* **Instructions for the task**
Return all lines from the listing below in which the string "marker" occurs.

_ _ _ _

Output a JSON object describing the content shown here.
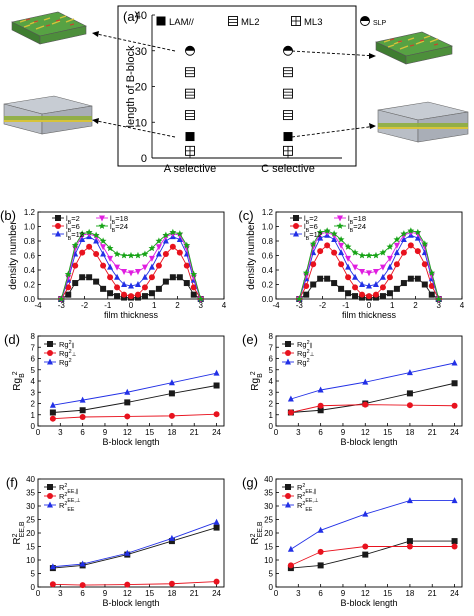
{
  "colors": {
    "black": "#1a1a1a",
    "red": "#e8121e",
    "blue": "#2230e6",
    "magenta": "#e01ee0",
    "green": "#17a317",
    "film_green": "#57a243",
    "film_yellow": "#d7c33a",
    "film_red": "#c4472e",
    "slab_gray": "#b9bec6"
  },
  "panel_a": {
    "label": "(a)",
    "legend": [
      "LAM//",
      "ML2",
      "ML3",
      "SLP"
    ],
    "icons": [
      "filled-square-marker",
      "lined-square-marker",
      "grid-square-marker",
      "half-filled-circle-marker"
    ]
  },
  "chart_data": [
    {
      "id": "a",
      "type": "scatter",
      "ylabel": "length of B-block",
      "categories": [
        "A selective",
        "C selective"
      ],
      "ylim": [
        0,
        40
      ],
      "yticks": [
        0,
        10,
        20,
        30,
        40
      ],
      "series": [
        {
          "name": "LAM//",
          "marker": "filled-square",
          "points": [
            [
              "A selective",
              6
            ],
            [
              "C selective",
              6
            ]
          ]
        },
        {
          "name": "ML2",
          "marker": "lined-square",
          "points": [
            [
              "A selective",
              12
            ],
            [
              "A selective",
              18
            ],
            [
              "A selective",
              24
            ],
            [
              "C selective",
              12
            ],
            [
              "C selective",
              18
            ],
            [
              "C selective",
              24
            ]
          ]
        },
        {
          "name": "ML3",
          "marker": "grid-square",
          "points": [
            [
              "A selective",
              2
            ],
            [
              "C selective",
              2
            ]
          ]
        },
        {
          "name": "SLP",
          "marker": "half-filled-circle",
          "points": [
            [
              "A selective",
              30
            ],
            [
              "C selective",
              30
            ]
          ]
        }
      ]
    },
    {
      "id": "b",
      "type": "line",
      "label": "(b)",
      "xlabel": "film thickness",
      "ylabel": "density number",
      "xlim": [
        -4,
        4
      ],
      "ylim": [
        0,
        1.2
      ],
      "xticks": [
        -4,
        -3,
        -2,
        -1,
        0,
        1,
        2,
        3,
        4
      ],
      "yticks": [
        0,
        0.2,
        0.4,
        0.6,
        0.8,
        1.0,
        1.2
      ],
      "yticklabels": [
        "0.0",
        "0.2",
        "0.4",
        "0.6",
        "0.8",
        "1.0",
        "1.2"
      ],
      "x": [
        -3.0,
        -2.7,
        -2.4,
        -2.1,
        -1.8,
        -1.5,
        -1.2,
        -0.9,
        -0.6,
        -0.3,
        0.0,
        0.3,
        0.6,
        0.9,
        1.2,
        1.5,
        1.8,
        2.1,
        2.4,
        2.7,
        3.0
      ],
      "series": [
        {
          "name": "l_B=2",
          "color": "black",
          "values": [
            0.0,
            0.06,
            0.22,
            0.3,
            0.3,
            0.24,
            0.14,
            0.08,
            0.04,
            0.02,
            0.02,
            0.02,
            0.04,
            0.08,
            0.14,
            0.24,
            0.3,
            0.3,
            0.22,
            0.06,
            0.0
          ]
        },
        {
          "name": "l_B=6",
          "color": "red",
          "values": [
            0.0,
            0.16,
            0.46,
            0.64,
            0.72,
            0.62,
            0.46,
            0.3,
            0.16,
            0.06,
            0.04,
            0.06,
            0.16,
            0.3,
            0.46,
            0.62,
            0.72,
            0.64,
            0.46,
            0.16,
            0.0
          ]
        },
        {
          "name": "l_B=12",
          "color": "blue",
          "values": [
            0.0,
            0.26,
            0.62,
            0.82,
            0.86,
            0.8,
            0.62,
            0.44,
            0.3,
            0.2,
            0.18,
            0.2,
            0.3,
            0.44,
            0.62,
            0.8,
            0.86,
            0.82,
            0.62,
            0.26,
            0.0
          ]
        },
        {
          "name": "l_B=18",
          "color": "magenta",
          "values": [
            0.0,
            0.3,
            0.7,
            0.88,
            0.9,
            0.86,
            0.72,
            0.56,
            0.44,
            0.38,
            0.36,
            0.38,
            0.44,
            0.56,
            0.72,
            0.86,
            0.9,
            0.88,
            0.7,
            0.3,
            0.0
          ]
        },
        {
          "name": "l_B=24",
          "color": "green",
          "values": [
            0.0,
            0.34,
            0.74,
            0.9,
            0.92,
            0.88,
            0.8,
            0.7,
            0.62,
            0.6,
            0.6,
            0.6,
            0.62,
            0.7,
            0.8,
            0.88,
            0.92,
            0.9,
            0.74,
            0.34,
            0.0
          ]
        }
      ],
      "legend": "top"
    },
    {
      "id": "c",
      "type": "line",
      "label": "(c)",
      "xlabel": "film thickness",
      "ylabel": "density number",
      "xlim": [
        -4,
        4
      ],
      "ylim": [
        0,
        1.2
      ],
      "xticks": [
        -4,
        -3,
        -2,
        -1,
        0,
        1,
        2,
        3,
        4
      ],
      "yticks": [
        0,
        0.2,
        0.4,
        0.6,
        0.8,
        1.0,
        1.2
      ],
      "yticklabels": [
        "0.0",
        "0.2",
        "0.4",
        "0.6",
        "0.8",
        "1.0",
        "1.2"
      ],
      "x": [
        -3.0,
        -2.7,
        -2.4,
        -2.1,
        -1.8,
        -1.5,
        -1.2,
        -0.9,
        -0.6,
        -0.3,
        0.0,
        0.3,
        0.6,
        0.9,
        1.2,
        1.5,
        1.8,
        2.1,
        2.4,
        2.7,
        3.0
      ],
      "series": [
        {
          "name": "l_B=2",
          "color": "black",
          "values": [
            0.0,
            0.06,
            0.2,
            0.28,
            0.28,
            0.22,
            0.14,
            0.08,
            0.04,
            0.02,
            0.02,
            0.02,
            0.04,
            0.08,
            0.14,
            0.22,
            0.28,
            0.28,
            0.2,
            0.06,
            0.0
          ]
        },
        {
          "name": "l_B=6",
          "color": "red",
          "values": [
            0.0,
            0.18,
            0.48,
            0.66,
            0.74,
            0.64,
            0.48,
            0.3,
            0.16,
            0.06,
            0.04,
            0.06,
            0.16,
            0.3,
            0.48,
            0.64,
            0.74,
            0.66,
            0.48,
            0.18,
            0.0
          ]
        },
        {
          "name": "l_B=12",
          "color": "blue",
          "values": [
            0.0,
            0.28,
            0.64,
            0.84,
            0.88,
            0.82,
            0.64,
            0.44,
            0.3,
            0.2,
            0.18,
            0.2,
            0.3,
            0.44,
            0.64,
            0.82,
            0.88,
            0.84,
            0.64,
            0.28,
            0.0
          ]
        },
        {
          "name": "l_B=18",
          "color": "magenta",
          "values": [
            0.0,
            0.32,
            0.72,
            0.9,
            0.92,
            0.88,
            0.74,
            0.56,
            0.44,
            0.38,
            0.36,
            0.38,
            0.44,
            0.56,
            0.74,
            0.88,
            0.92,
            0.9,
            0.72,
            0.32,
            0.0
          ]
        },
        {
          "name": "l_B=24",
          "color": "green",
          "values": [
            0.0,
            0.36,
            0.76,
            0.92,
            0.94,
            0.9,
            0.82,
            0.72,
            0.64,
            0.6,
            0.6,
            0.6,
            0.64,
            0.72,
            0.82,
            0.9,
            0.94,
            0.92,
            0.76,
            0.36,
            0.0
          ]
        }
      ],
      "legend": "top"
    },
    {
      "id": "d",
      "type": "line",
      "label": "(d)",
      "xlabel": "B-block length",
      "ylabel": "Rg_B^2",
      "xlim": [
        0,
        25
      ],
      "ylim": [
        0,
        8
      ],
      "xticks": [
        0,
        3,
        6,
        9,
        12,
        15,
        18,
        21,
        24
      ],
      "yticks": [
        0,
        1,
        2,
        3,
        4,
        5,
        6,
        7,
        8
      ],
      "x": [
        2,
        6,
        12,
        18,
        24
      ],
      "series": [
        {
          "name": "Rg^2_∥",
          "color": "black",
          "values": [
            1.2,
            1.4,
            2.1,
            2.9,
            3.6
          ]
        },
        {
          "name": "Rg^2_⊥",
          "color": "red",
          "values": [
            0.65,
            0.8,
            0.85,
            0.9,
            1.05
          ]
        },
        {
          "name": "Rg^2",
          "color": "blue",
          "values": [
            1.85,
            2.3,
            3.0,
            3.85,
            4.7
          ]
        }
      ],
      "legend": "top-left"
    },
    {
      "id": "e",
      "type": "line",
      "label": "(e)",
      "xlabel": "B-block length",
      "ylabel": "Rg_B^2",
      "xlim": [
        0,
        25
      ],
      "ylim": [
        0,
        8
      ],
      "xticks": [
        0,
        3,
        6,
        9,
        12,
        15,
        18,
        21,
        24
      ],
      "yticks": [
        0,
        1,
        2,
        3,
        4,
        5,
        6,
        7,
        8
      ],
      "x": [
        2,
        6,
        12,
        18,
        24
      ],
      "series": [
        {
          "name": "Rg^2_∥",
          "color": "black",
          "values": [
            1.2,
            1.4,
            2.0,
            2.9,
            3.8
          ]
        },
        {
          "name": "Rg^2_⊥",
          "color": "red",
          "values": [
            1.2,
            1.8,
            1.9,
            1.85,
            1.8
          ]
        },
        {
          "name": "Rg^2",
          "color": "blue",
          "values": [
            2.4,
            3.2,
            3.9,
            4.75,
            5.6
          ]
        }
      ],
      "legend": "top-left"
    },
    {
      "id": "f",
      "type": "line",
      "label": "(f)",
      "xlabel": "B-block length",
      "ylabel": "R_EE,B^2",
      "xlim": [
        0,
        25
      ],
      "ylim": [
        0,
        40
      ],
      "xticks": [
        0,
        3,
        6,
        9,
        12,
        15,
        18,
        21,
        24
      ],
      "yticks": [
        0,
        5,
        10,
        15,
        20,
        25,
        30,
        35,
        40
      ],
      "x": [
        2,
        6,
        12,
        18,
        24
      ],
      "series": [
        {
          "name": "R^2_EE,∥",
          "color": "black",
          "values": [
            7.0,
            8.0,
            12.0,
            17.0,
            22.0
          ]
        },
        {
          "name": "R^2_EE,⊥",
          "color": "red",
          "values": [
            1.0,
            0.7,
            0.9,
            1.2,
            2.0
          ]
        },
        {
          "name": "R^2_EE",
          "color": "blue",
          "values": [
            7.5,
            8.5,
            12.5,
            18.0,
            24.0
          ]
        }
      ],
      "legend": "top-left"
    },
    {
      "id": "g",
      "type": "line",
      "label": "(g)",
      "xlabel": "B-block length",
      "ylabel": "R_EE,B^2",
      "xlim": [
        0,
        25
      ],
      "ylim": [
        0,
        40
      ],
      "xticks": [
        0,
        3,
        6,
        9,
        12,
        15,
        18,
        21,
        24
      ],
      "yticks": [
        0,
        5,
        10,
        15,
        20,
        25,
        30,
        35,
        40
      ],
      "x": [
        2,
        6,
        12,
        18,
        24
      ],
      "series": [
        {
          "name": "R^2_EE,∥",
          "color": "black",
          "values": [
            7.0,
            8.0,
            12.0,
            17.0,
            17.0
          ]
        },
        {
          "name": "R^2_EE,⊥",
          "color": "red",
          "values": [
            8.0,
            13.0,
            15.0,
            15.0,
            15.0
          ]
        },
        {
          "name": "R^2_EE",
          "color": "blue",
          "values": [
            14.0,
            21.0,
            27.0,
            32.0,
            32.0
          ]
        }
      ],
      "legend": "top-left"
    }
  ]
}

_ _ _ _

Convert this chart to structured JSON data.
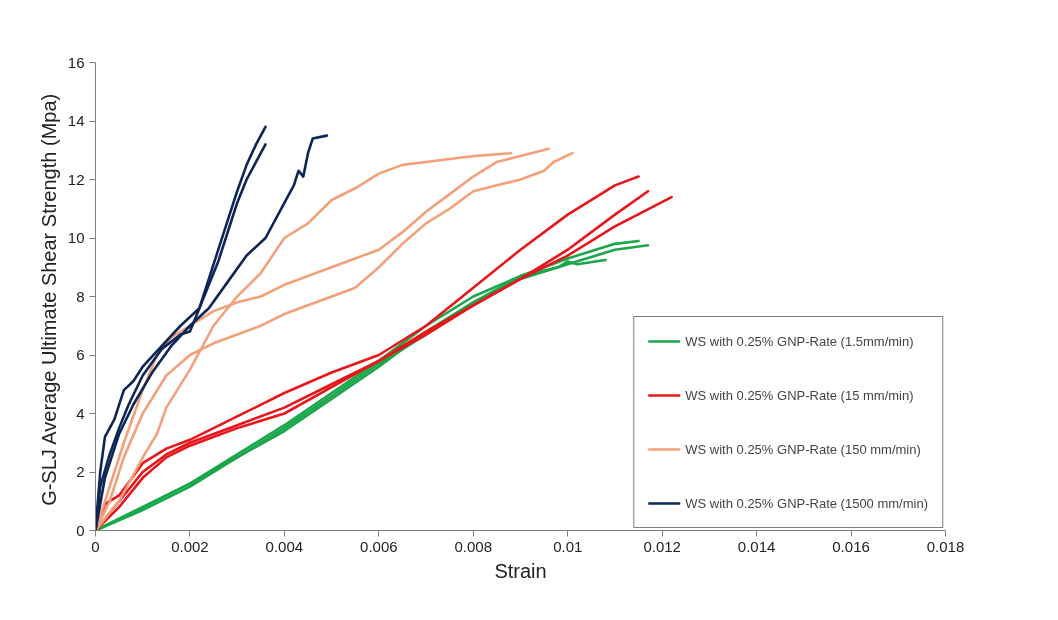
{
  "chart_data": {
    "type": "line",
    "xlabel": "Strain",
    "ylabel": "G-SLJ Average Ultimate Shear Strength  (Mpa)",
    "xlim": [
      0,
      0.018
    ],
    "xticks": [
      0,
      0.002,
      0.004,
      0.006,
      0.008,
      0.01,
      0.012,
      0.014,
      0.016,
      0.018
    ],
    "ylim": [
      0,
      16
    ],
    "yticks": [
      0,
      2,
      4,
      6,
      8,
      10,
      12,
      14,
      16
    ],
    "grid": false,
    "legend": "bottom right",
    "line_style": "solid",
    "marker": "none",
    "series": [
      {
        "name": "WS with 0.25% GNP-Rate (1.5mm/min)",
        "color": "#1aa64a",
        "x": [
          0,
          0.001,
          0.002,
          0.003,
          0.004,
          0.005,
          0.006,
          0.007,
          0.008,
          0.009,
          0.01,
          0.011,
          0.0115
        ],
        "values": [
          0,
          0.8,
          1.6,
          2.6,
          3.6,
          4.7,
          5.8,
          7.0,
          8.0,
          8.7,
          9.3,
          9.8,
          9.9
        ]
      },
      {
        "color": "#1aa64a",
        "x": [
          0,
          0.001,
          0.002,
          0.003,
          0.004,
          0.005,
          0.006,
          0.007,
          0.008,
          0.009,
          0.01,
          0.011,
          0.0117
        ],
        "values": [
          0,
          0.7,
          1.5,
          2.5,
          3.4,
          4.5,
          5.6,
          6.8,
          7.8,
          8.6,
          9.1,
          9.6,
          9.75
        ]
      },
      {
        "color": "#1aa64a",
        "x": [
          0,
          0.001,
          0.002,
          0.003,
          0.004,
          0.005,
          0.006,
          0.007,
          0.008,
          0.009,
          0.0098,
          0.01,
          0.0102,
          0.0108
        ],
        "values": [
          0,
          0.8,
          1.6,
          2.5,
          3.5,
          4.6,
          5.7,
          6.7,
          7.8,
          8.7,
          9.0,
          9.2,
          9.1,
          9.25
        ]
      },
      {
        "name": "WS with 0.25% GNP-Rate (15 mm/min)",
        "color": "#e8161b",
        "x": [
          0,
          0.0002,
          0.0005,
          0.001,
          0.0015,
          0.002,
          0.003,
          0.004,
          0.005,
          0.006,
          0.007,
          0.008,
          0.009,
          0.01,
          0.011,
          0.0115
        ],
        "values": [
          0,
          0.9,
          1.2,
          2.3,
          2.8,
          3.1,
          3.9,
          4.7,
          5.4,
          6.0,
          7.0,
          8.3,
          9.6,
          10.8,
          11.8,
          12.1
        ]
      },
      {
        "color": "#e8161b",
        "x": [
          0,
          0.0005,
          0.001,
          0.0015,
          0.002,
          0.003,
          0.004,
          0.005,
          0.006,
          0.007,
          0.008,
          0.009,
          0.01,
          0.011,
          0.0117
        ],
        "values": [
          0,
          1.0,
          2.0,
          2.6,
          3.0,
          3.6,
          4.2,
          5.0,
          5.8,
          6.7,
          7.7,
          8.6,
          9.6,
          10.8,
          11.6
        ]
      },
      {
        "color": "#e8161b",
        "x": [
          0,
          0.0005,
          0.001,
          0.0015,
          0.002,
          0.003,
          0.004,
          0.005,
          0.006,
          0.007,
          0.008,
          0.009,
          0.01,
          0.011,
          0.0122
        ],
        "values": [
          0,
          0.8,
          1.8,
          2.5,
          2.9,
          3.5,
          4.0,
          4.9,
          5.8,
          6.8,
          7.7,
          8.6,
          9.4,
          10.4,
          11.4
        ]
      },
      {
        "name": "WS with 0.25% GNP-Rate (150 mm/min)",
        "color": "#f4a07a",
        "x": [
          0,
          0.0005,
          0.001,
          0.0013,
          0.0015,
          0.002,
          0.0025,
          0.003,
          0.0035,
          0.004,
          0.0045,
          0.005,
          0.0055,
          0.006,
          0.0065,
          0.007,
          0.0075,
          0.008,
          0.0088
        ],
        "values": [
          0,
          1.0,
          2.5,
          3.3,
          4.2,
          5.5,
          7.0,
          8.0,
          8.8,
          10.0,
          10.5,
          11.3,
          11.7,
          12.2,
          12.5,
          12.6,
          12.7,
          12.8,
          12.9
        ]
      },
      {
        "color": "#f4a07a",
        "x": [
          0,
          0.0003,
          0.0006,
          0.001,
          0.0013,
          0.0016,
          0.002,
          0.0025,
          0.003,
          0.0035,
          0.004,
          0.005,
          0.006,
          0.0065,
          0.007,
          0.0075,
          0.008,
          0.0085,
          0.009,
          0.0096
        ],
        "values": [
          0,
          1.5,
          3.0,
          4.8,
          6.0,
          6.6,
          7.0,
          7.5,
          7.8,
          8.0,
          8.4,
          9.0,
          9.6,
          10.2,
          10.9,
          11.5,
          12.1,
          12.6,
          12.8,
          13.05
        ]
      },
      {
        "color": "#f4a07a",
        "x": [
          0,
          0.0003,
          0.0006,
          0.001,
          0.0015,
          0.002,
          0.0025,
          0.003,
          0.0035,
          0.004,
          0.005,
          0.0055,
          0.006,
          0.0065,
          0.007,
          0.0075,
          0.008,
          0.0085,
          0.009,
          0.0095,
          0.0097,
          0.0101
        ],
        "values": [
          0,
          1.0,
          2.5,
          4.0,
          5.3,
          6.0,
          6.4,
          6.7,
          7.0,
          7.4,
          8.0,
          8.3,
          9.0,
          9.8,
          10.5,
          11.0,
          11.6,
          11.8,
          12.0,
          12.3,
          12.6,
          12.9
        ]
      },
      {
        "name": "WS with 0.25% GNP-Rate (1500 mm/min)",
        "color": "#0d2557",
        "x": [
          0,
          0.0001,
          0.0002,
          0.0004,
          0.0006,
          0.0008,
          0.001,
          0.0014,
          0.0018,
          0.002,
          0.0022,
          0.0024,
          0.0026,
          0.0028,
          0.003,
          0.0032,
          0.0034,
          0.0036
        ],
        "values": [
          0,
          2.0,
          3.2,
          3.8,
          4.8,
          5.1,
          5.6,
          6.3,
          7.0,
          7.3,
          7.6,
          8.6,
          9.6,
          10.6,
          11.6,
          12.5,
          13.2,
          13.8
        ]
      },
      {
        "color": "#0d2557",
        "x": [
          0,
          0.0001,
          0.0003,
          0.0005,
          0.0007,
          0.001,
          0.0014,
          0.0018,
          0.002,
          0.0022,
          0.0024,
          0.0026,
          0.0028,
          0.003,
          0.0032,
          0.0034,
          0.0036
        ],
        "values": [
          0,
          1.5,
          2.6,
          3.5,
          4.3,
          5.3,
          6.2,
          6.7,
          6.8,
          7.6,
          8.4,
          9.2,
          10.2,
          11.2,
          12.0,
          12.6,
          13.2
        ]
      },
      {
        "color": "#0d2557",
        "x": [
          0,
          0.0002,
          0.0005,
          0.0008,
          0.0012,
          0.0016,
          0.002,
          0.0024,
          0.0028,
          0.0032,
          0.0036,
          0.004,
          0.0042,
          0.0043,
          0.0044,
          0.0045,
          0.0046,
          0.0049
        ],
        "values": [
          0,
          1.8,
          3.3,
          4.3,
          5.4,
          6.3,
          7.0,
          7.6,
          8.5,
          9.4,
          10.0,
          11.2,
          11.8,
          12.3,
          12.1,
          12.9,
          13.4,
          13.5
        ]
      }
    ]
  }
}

_ _ _ _

* **Finished answer**
      "filled-square-marker",
      "lined-square-marker",
      "grid-square-marker",
      "half-filled-circle-marker"
          "marker": "filled-square",
          "marker": "lined-square",
          "marker": "grid-square",
          "marker": "half-filled-circle",
    "marker": "none",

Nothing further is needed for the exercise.